WHAT IS EXPECTED |
Set down the data below without change, skipping the pictures it holds.

DATA FOR THIS EXERCISE |
* Start *

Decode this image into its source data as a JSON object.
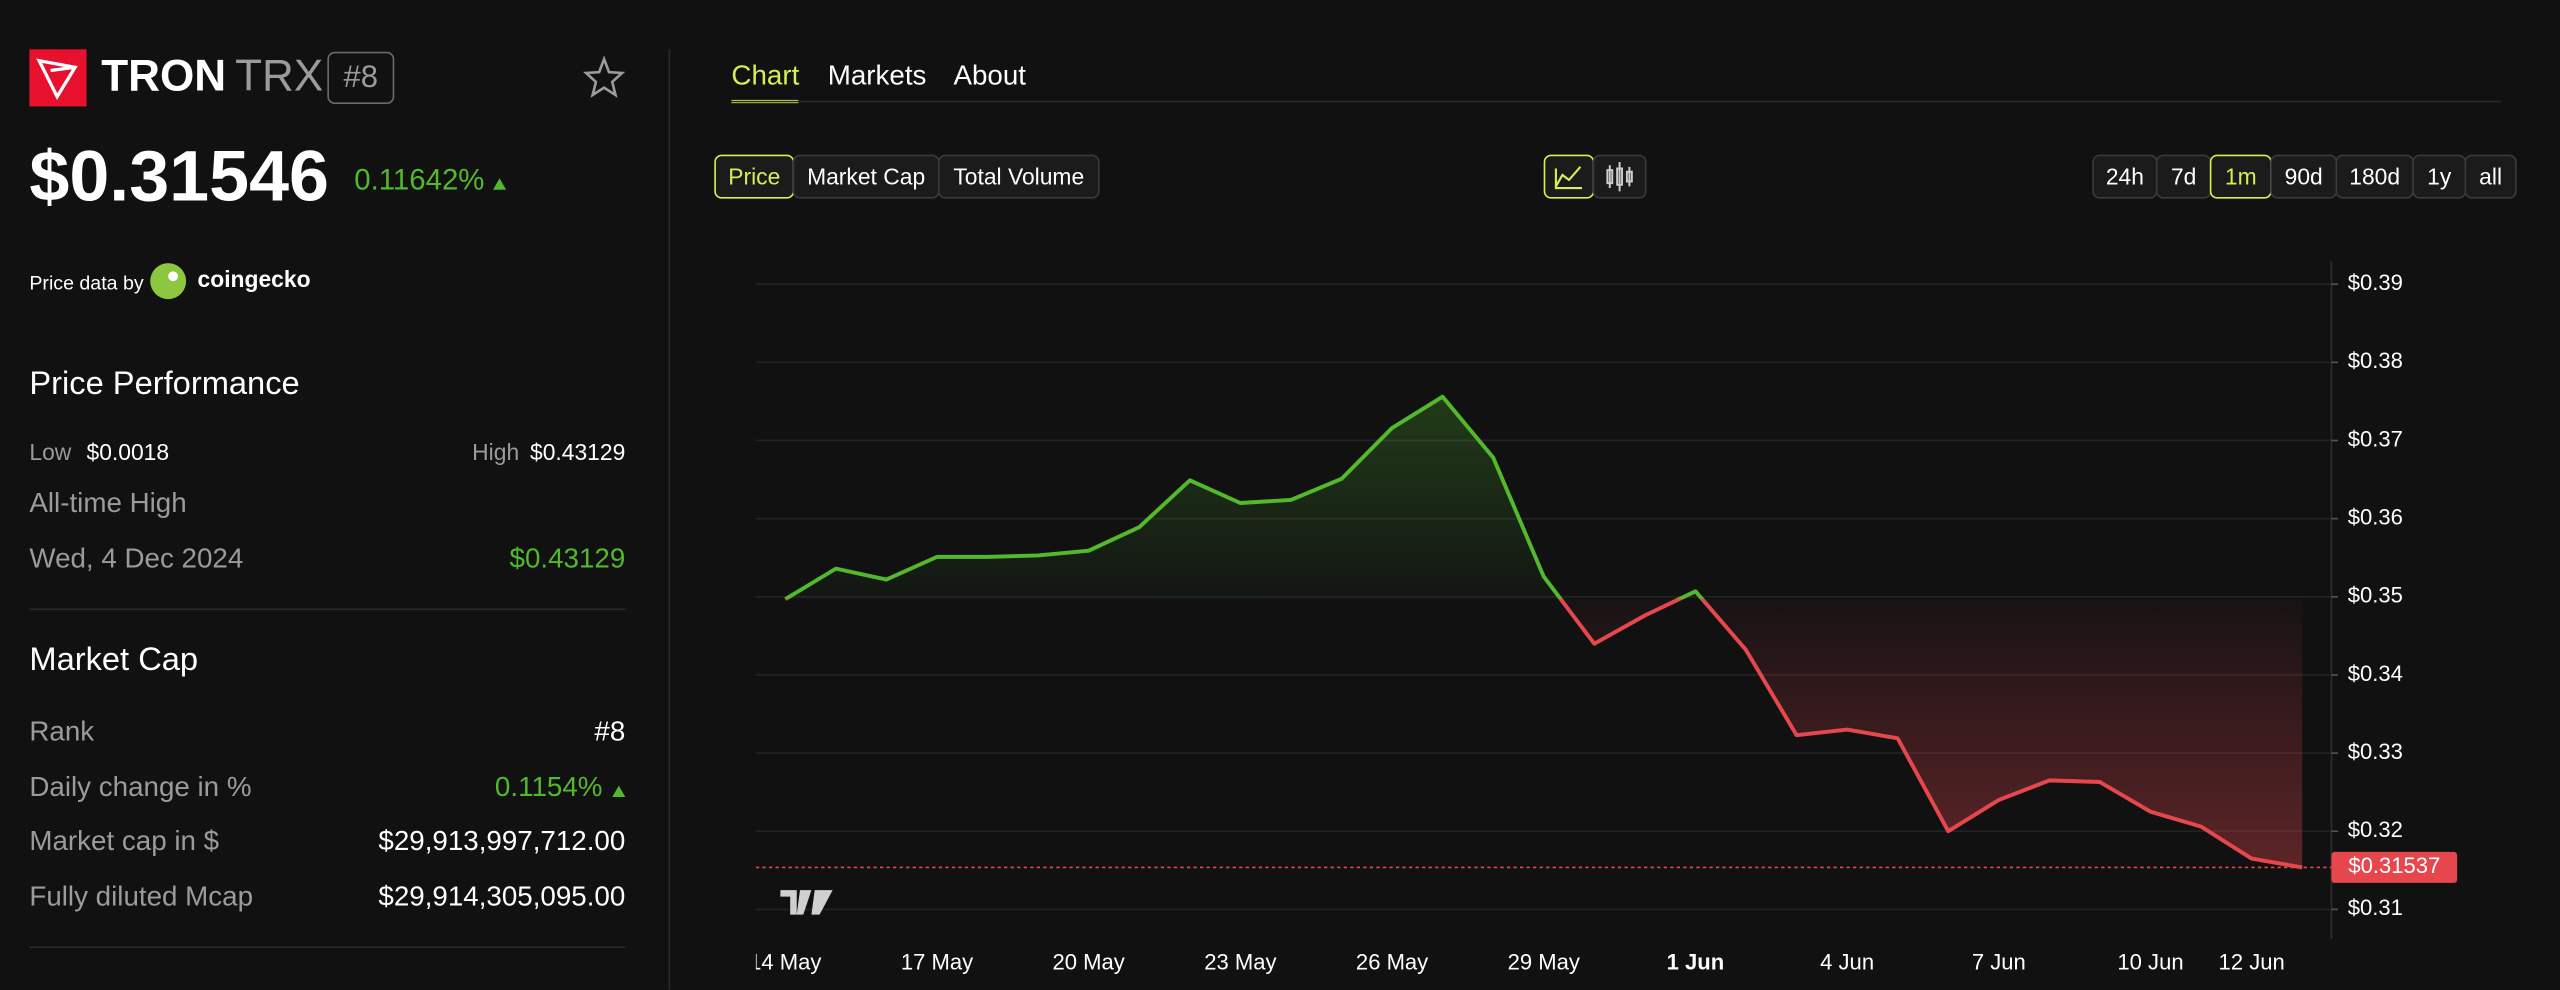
{
  "header": {
    "name": "TRON",
    "symbol": "TRX",
    "rank": "#8",
    "price": "$0.31546",
    "change": "0.11642%",
    "source_prefix": "Price data by",
    "source": "coingecko"
  },
  "performance": {
    "title": "Price Performance",
    "low_label": "Low",
    "low": "$0.0018",
    "high_label": "High",
    "high": "$0.43129",
    "ath_label": "All-time High",
    "ath_date": "Wed, 4 Dec 2024",
    "ath": "$0.43129"
  },
  "market_cap": {
    "title": "Market Cap",
    "rows": [
      [
        "Rank",
        "#8"
      ],
      [
        "Daily change in %",
        "0.1154%"
      ],
      [
        "Market cap in $",
        "$29,913,997,712.00"
      ],
      [
        "Fully diluted Mcap",
        "$29,914,305,095.00"
      ]
    ]
  },
  "tabs": [
    "Chart",
    "Markets",
    "About"
  ],
  "metric_buttons": [
    "Price",
    "Market Cap",
    "Total Volume"
  ],
  "ranges": [
    "24h",
    "7d",
    "1m",
    "90d",
    "180d",
    "1y",
    "all"
  ],
  "chart_data": {
    "type": "line",
    "categories": [
      "14 May",
      null,
      null,
      "17 May",
      null,
      null,
      "20 May",
      null,
      null,
      "23 May",
      null,
      null,
      "26 May",
      null,
      null,
      "29 May",
      null,
      null,
      "1 Jun",
      null,
      null,
      "4 Jun",
      null,
      null,
      "7 Jun",
      null,
      null,
      "10 Jun",
      null,
      "12 Jun",
      null
    ],
    "values": [
      0.3497,
      0.3536,
      0.3522,
      0.3551,
      0.3551,
      0.3553,
      0.3559,
      0.3589,
      0.3649,
      0.362,
      0.3624,
      0.3651,
      0.3716,
      0.3756,
      0.3678,
      0.3526,
      0.344,
      0.3476,
      0.3507,
      0.3432,
      0.3323,
      0.333,
      0.3319,
      0.32,
      0.324,
      0.3265,
      0.3263,
      0.3225,
      0.3206,
      0.3165,
      0.31537
    ],
    "up_color": "#52b82c",
    "down_color": "#e5474d",
    "last_price_label": "$0.31537",
    "ylim": [
      0.3062,
      0.3929
    ],
    "yticks": [
      {
        "value": 0.39,
        "label": "$0.39"
      },
      {
        "value": 0.38,
        "label": "$0.38"
      },
      {
        "value": 0.37,
        "label": "$0.37"
      },
      {
        "value": 0.36,
        "label": "$0.36"
      },
      {
        "value": 0.35,
        "label": "$0.35"
      },
      {
        "value": 0.34,
        "label": "$0.34"
      },
      {
        "value": 0.33,
        "label": "$0.33"
      },
      {
        "value": 0.32,
        "label": "$0.32"
      },
      {
        "value": 0.31,
        "label": "$0.31"
      }
    ],
    "grid": true
  }
}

* End *

OUTPUT OF THE EXERCISE |
Decode this image into its source data as a JSON object.
{
  "header": {
    "name": "TRON",
    "symbol": "TRX",
    "rank": "#8",
    "price": "$0.31546",
    "change": "0.11642%",
    "source_prefix": "Price data by",
    "source": "coingecko"
  },
  "performance": {
    "title": "Price Performance",
    "low_label": "Low",
    "low": "$0.0018",
    "high_label": "High",
    "high": "$0.43129",
    "ath_label": "All-time High",
    "ath_date": "Wed, 4 Dec 2024",
    "ath": "$0.43129"
  },
  "market_cap": {
    "title": "Market Cap",
    "rows": [
      [
        "Rank",
        "#8"
      ],
      [
        "Daily change in %",
        "0.1154%"
      ],
      [
        "Market cap in $",
        "$29,913,997,712.00"
      ],
      [
        "Fully diluted Mcap",
        "$29,914,305,095.00"
      ]
    ]
  },
  "tabs": [
    "Chart",
    "Markets",
    "About"
  ],
  "metric_buttons": [
    "Price",
    "Market Cap",
    "Total Volume"
  ],
  "ranges": [
    "24h",
    "7d",
    "1m",
    "90d",
    "180d",
    "1y",
    "all"
  ],
  "chart_data": {
    "type": "line",
    "categories": [
      "14 May",
      null,
      null,
      "17 May",
      null,
      null,
      "20 May",
      null,
      null,
      "23 May",
      null,
      null,
      "26 May",
      null,
      null,
      "29 May",
      null,
      null,
      "1 Jun",
      null,
      null,
      "4 Jun",
      null,
      null,
      "7 Jun",
      null,
      null,
      "10 Jun",
      null,
      "12 Jun",
      null
    ],
    "values": [
      0.3497,
      0.3536,
      0.3522,
      0.3551,
      0.3551,
      0.3553,
      0.3559,
      0.3589,
      0.3649,
      0.362,
      0.3624,
      0.3651,
      0.3716,
      0.3756,
      0.3678,
      0.3526,
      0.344,
      0.3476,
      0.3507,
      0.3432,
      0.3323,
      0.333,
      0.3319,
      0.32,
      0.324,
      0.3265,
      0.3263,
      0.3225,
      0.3206,
      0.3165,
      0.31537
    ],
    "up_color": "#52b82c",
    "down_color": "#e5474d",
    "last_price_label": "$0.31537",
    "ylim": [
      0.3062,
      0.3929
    ],
    "yticks": [
      {
        "value": 0.39,
        "label": "$0.39"
      },
      {
        "value": 0.38,
        "label": "$0.38"
      },
      {
        "value": 0.37,
        "label": "$0.37"
      },
      {
        "value": 0.36,
        "label": "$0.36"
      },
      {
        "value": 0.35,
        "label": "$0.35"
      },
      {
        "value": 0.34,
        "label": "$0.34"
      },
      {
        "value": 0.33,
        "label": "$0.33"
      },
      {
        "value": 0.32,
        "label": "$0.32"
      },
      {
        "value": 0.31,
        "label": "$0.31"
      }
    ],
    "grid": true
  }
}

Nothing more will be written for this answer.